• [REQUEST] Go through every row below and replace "Desenvolvedor Front-End" with "Desenvolvedor Full-Stack". Leave the rest of each row as it is.

• [AVAILABLE DATA]
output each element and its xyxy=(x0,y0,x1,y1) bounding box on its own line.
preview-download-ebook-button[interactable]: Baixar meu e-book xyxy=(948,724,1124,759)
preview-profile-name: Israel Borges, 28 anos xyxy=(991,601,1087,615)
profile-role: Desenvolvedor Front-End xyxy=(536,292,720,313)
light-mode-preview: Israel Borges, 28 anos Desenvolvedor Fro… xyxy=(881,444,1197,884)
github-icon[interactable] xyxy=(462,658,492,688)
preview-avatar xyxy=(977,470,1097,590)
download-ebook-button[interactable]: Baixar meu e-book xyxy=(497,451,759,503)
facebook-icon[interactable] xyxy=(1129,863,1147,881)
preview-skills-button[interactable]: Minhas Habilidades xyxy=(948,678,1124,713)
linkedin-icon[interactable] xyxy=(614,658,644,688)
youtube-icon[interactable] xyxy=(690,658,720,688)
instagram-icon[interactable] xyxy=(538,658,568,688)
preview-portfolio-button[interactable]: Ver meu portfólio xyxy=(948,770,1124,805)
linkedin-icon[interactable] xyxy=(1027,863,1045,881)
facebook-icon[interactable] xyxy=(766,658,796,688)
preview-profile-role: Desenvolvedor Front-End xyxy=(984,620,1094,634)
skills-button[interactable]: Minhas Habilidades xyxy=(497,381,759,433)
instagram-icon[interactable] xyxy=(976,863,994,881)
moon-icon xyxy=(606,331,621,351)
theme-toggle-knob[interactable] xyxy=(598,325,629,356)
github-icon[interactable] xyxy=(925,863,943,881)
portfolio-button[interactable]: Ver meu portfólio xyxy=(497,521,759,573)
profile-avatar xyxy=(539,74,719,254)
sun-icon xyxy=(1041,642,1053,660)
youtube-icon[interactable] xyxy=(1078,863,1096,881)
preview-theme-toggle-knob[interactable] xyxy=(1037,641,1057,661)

• [FINISHED ANSWER]
output each element and its xyxy=(x0,y0,x1,y1) bounding box on its own line.
preview-download-ebook-button[interactable]: Baixar meu e-book xyxy=(948,724,1124,759)
preview-profile-name: Israel Borges, 28 anos xyxy=(991,601,1087,615)
profile-role: Desenvolvedor Full-Stack xyxy=(536,292,720,313)
light-mode-preview: Israel Borges, 28 anos Desenvolvedor Fro… xyxy=(881,444,1197,884)
github-icon[interactable] xyxy=(462,658,492,688)
preview-avatar xyxy=(977,470,1097,590)
download-ebook-button[interactable]: Baixar meu e-book xyxy=(497,451,759,503)
facebook-icon[interactable] xyxy=(1129,863,1147,881)
preview-skills-button[interactable]: Minhas Habilidades xyxy=(948,678,1124,713)
linkedin-icon[interactable] xyxy=(614,658,644,688)
youtube-icon[interactable] xyxy=(690,658,720,688)
instagram-icon[interactable] xyxy=(538,658,568,688)
preview-portfolio-button[interactable]: Ver meu portfólio xyxy=(948,770,1124,805)
linkedin-icon[interactable] xyxy=(1027,863,1045,881)
facebook-icon[interactable] xyxy=(766,658,796,688)
preview-profile-role: Desenvolvedor Full-Stack xyxy=(984,620,1094,634)
skills-button[interactable]: Minhas Habilidades xyxy=(497,381,759,433)
instagram-icon[interactable] xyxy=(976,863,994,881)
moon-icon xyxy=(606,331,621,351)
theme-toggle-knob[interactable] xyxy=(598,325,629,356)
github-icon[interactable] xyxy=(925,863,943,881)
portfolio-button[interactable]: Ver meu portfólio xyxy=(497,521,759,573)
profile-avatar xyxy=(539,74,719,254)
sun-icon xyxy=(1041,642,1053,660)
youtube-icon[interactable] xyxy=(1078,863,1096,881)
preview-theme-toggle-knob[interactable] xyxy=(1037,641,1057,661)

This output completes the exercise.